▸ Exercise:
Find the lines with the string "text" and return them.

▸ Data section:
>> Start
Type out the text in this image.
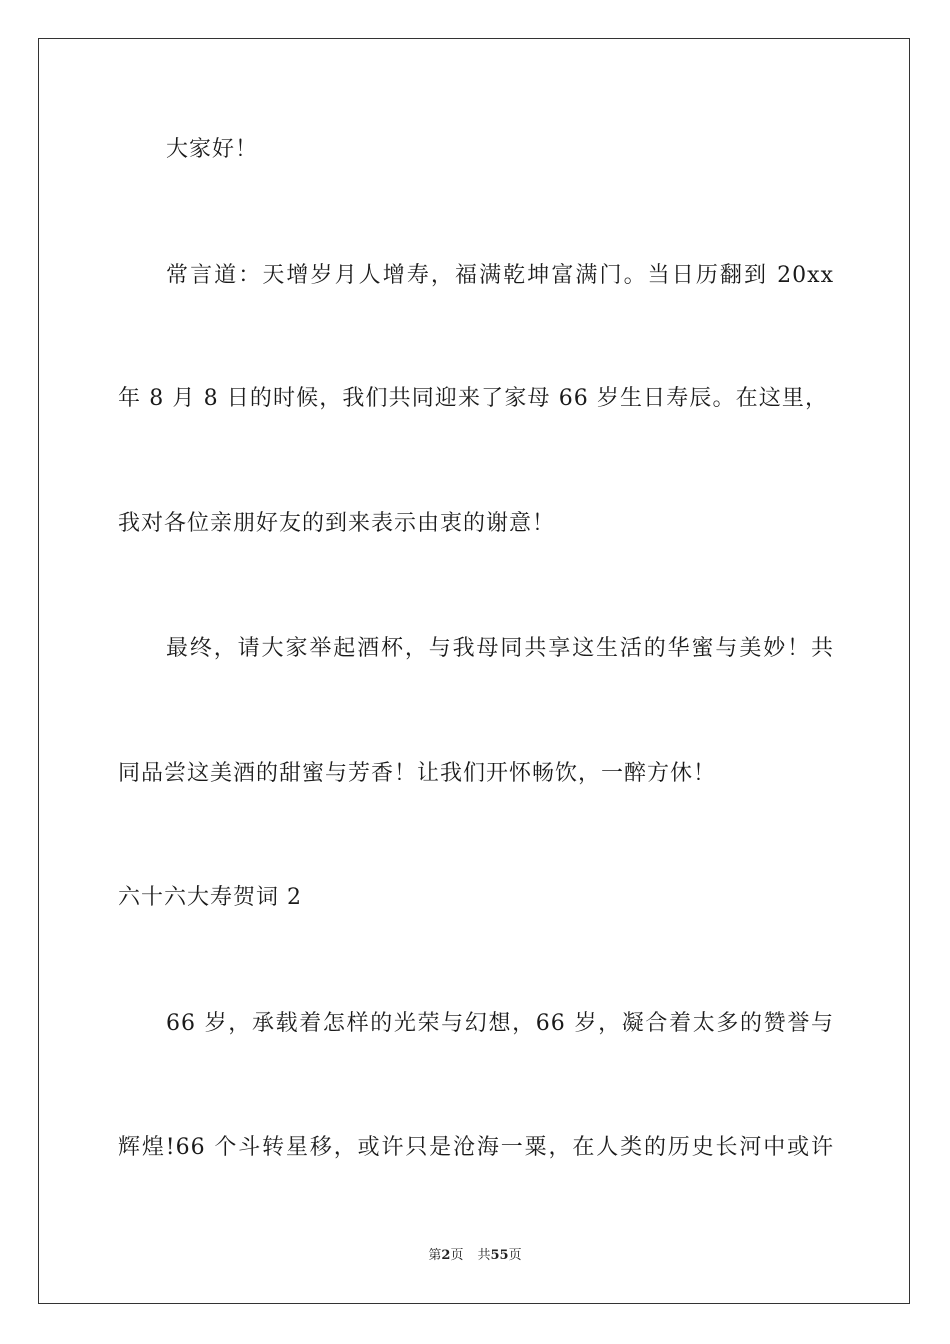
大家好！
常言道：天增岁月人增寿，福满乾坤富满门。当日历翻到 20xx
年 8 月 8 日的时候，我们共同迎来了家母 66 岁生日寿辰。在这里，
我对各位亲朋好友的到来表示由衷的谢意！
最终，请大家举起酒杯，与我母同共享这生活的华蜜与美妙！共
同品尝这美酒的甜蜜与芳香！让我们开怀畅饮，一醉方休！
六十六大寿贺词 2
66 岁，承载着怎样的光荣与幻想，66 岁，凝合着太多的赞誉与
辉煌!66 个斗转星移，或许只是沧海一粟，在人类的历史长河中或许
第2页 共55页
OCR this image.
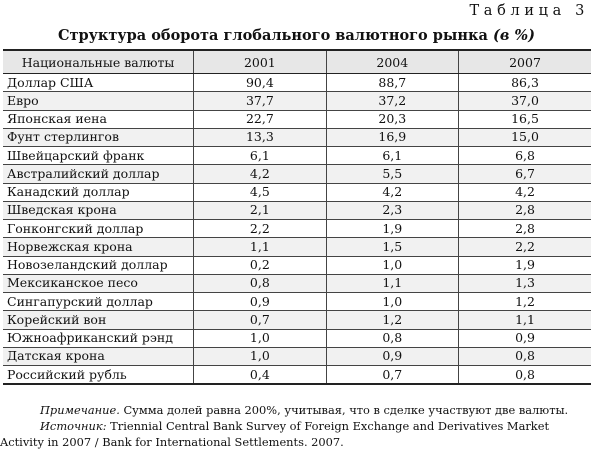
Таблица 3
Структура оборота глобального валютного рынка (в %)
Национальные валюты	2001	2004	2007
Доллар США	90,4	88,7	86,3
Евро	37,7	37,2	37,0
Японская иена	22,7	20,3	16,5
Фунт стерлингов	13,3	16,9	15,0
Швейцарский франк	6,1	6,1	6,8
Австралийский доллар	4,2	5,5	6,7
Канадский доллар	4,5	4,2	4,2
Шведская крона	2,1	2,3	2,8
Гонконгский доллар	2,2	1,9	2,8
Норвежская крона	1,1	1,5	2,2
Новозеландский доллар	0,2	1,0	1,9
Мексиканское песо	0,8	1,1	1,3
Сингапурский доллар	0,9	1,0	1,2
Корейский вон	0,7	1,2	1,1
Южноафриканский рэнд	1,0	0,8	0,9
Датская крона	1,0	0,9	0,8
Российский рубль	0,4	0,7	0,8
Примечание. Сумма долей равна 200%, учитывая, что в сделке участвуют две валюты.
Источник: Triennial Central Bank Survey of Foreign Exchange and Derivatives Market
Activity in 2007 / Bank for International Settlements. 2007.
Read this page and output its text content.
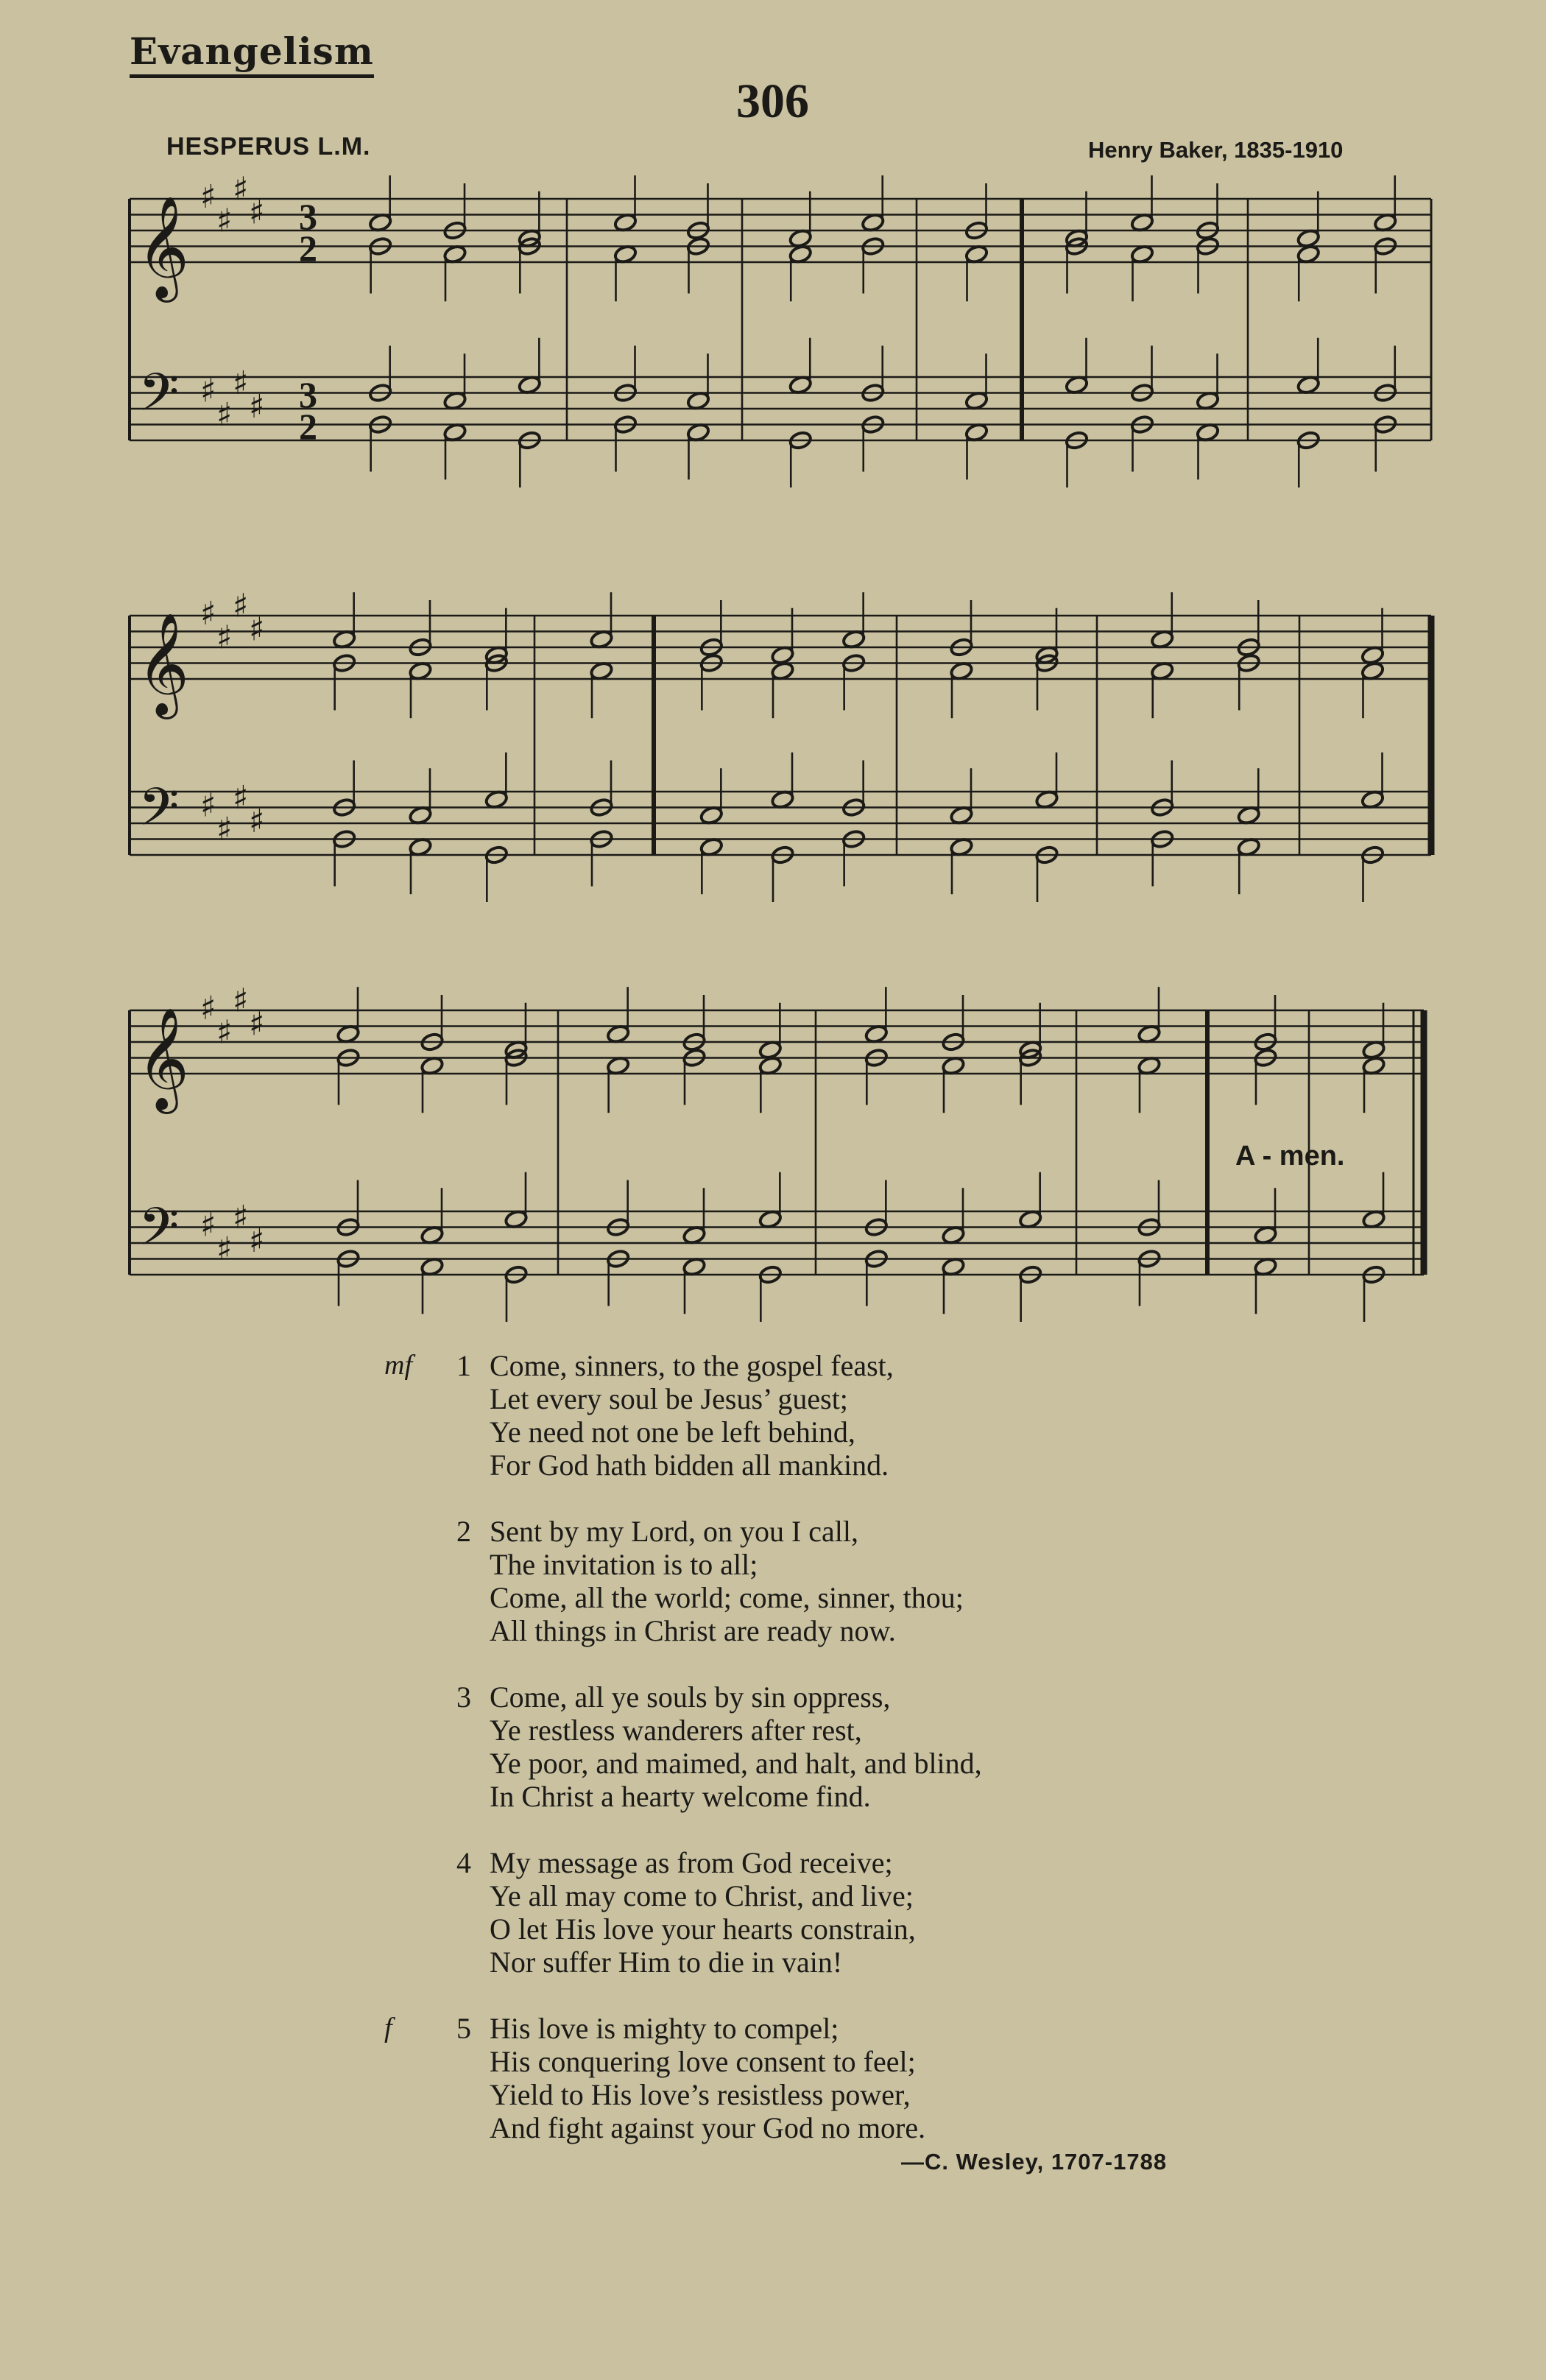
Evangelism
306
HESPERUS L.M.	Henry Baker, 1835-1910
𝄞
𝄢
♯
♯
♯
♯
♯
♯
♯
♯
3
2
3
2
𝄞
𝄢
♯
♯
♯
♯
♯
♯
♯
♯
𝄞
𝄢
♯
♯
♯
♯
♯
♯
♯
♯
A - men.
mf 1 Come, sinners, to the gospel feast,
Let every soul be Jesus’ guest;
Ye need not one be left behind,
For God hath bidden all mankind.
2 Sent by my Lord, on you I call,
The invitation is to all;
Come, all the world; come, sinner, thou;
All things in Christ are ready now.
3 Come, all ye souls by sin oppress,
Ye restless wanderers after rest,
Ye poor, and maimed, and halt, and blind,
In Christ a hearty welcome find.
4 My message as from God receive;
Ye all may come to Christ, and live;
O let His love your hearts constrain,
Nor suffer Him to die in vain!
f 5 His love is mighty to compel;
His conquering love consent to feel;
Yield to His love’s resistless power,
And fight against your God no more.
—C. Wesley, 1707-1788
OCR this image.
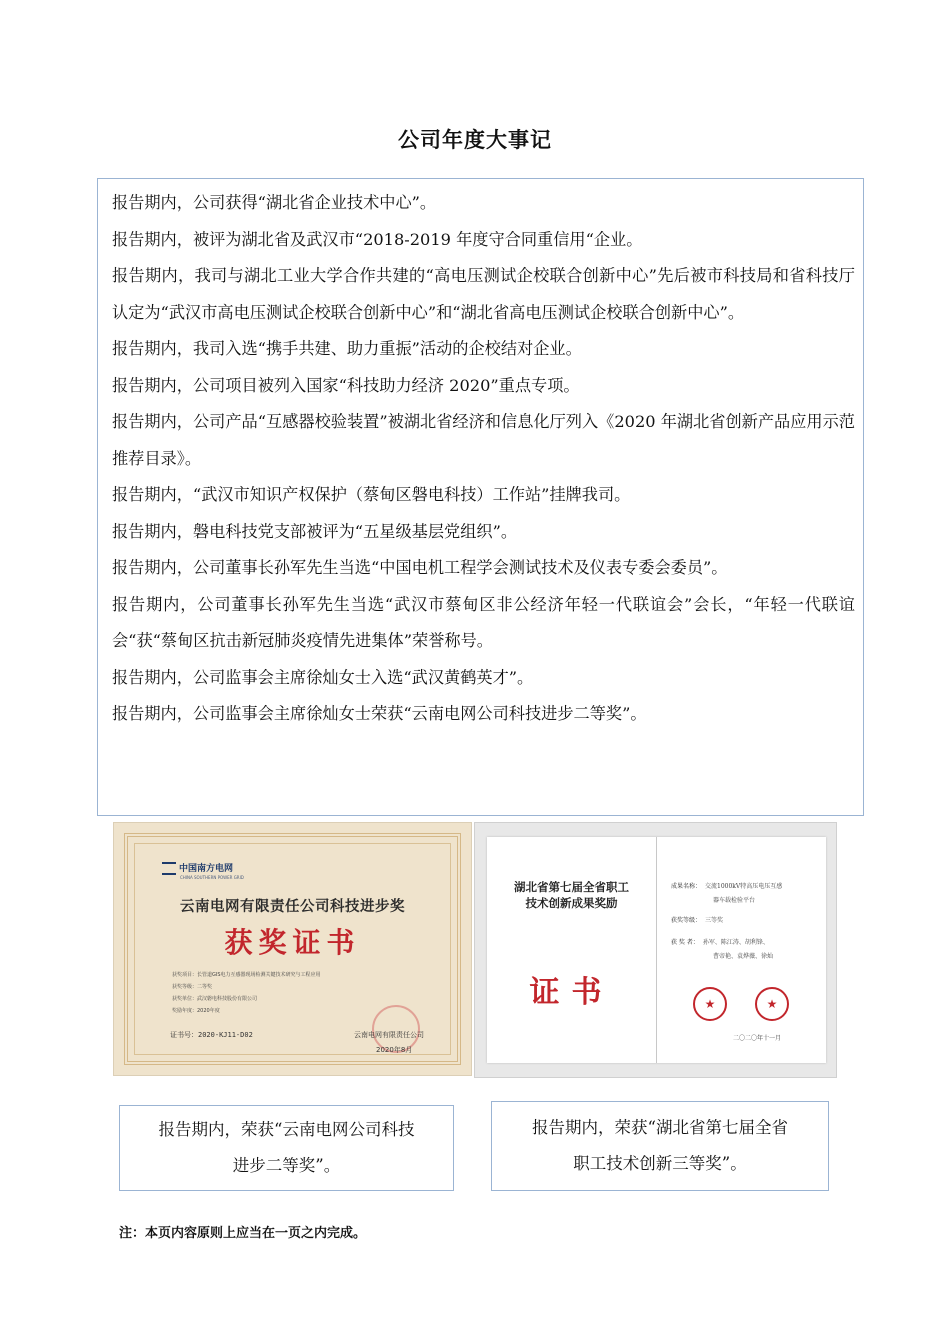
公司年度大事记

报告期内，公司获得“湖北省企业技术中心”。

报告期内，被评为湖北省及武汉市“2018-2019 年度守合同重信用“企业。

报告期内，我司与湖北工业大学合作共建的“高电压测试企校联合创新中心”先后被市科技局和省科技厅认定为“武汉市高电压测试企校联合创新中心”和“湖北省高电压测试企校联合创新中心”。

报告期内，我司入选“携手共建、助力重振”活动的企校结对企业。

报告期内，公司项目被列入国家“科技助力经济 2020”重点专项。

报告期内，公司产品“互感器校验装置”被湖北省经济和信息化厅列入《2020 年湖北省创新产品应用示范推荐目录》。

报告期内，“武汉市知识产权保护（蔡甸区磐电科技）工作站”挂牌我司。

报告期内，磐电科技党支部被评为“五星级基层党组织”。

报告期内，公司董事长孙军先生当选“中国电机工程学会测试技术及仪表专委会委员”。

报告期内，公司董事长孙军先生当选“武汉市蔡甸区非公经济年轻一代联谊会”会长，“年轻一代联谊会“获“蔡甸区抗击新冠肺炎疫情先进集体”荣誉称号。

报告期内，公司监事会主席徐灿女士入选“武汉黄鹤英才”。

报告期内，公司监事会主席徐灿女士荣获“云南电网公司科技进步二等奖”。

中国南方电网
CHINA SOUTHERN POWER GRID
云南电网有限责任公司科技进步奖
获奖证书
获奖项目：长管道GIS电力互感器现场检测关键技术研究与工程应用
获奖等级：二等奖
获奖单位：武汉磐电科技股份有限公司
奖励年度：2020年度
证书号：2020-KJ11-D02	云南电网有限责任公司
2020年8月
湖北省第七届全省职工
技术创新成果奖励
证书
成果名称： 交流1000kV特高压电压互感
器车载检验平台
获奖等级： 三等奖
获 奖 者： 孙军、陈江涛、胡利锋、
曹帝艳、袁烨薇、徐灿
★	★
二〇二〇年十一月
报告期内，荣获“云南电网公司科技
进步二等奖”。
报告期内，荣获“湖北省第七届全省
职工技术创新三等奖”。
注：本页内容原则上应当在一页之内完成。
>> End
▸ Full output:
Type out the text in this image.
Read this page and output its text content.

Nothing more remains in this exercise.